ФРАГМЕНТ ИСТОЧНИКА ::
Правящие народы, имперские нации обычно малочисленны. Тюрко-монголы, как и римляне, были такими.
Часть первая. Центральная Азия до XIII в.
Глава 1. Древняя история степей: скифы и гунны
Античность степной цивилизации
Первая евразийская дорога, которая появляется перед нами, – это северные степи. По этой дороге со времен палеолита по Сибири распространяется ориньякская культура – «ориньякских Венер» находят на Мальте, возле Красноярска, в верховьях Енисея – а оттуда путь шел в Северный Китай, где Тейяр де Шарден обнаружил погребенные под лёссом очаги ориньякской формы, до Шэй-тун-гу возле Нинся в Ганьсу, и на Сиараоссо-голе, на юго-западе Ю-лина, и к северу от Шэньси. Точно так же следы мадленской культуры обнаружены в Сибири (верховья Енисея), в Маньчжурии (Долон-нор, Маньчули, Хайлар) и в Хэбей (скелет и украшения в верхнем гроте Шоу-ку-дянь близ Пекина: костяные иглы, просверленные кости животных, костяные подвески, продырявленные раковины, куски перламутра, скопления охры).

ЗАДАНИЯ ::
(1) Что во фрагменте о степях названо первой евразийской дорогой?
(2) Пожалуйста, перепишите дословно часть фрагмента о степях, начиная со слов «Глава 1. Древняя» и заканчивая словами «перламутра, скопления охры).».
(3) Продолжите фрагмент о степях с того места, где он обрывается.
Материал ниже существует отдельно от фрагмента о степях.

СОБРАННЫЙ МАТЕРИАЛ ::
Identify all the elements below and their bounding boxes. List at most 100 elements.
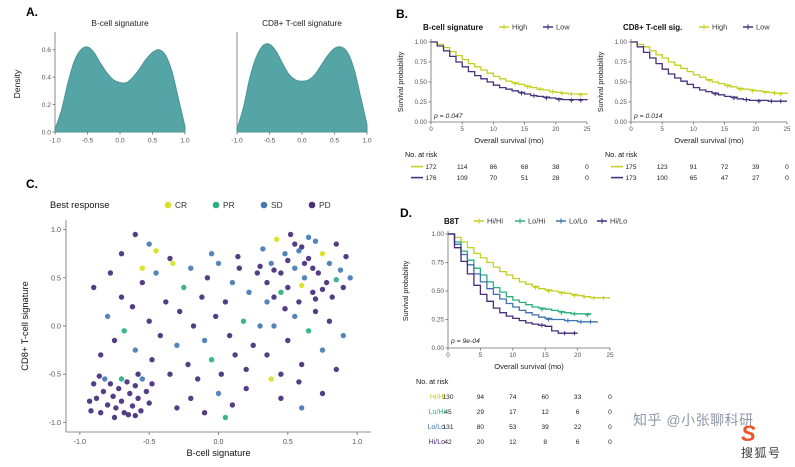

ОТВЕТЫ К ЗАДАНИЯМ ::
(1) Северные степи.

(2)
Глава 1. Древняя история степей: скифы и гунны
Античность степной цивилизации
Первая евразийская дорога, которая появляется перед нами, – это северные степи. По этой дороге со времен палеолита по Сибири распространяется ориньякская культура – «ориньякских Венер» находят на Мальте, возле Красноярска, в верховьях Енисея – а оттуда путь шел в Северный Китай, где Тейяр де Шарден обнаружил погребенные под лёссом очаги ориньякской формы, до Шэй-тун-гу возле Нинся в Ганьсу, и на Сиараоссо-голе, на юго-западе Ю-лина, и к северу от Шэньси. Точно так же следы мадленской культуры обнаружены в Сибири (верховья Енисея), в Маньчжурии (Долон-нор, Маньчули, Хайлар) и в Хэбей (скелет и украшения в верхнем гроте Шоу-ку-дянь близ Пекина: костяные иглы, просверленные кости животных, костяные подвески, продырявленные раковины, куски перламутра, скопления охры).

(3)
В эпоху неолита, точнее, ближе к ее концу, степная сибирская дорога служит также для вторжения в Азию носителей культуры керамики, украшенной «гребневыми» полосами (Kammerkeramik по-немецки, camb pottery по-английски), развивавшейся в Центральной России в первой половине 3-го тысячелетия и распространившейся на часть сибирской территории, где она смогла повлиять на развитие протокитайской Цзи-цзя-пин в Ганьсу. Вполне вероятно, что точно так же, в следующий период, в начале 2-го тысячелетия через Сибирь в Китай проникла с Украины красивая керамика, украшенная спиралевидными лентами, происходящая из района Триполье близ Киева и Кукутень в Молдавии, расцвет которой мы видим на китайской территории в Янь-чао-цоэне, Ганьсу. Наконец, по мнению Тальгрена, бронзовый век начался в Сибири около 1500 г. до н. э., в связи с великой дунайской культурой того же времени (унетицкая культура), тогда как в Центральной Сибири, в районе Минусинска, бронзовый век начался на три века позже (ок. 1200 до н. э.). Китайские подражания сибирским топорам и наконечникам для стрел позволили Максу Лёру предположить, что техника обработки бронзы была заимствована Китаем из Сибири приблизительно в это время (ок. 1400 до н. э.).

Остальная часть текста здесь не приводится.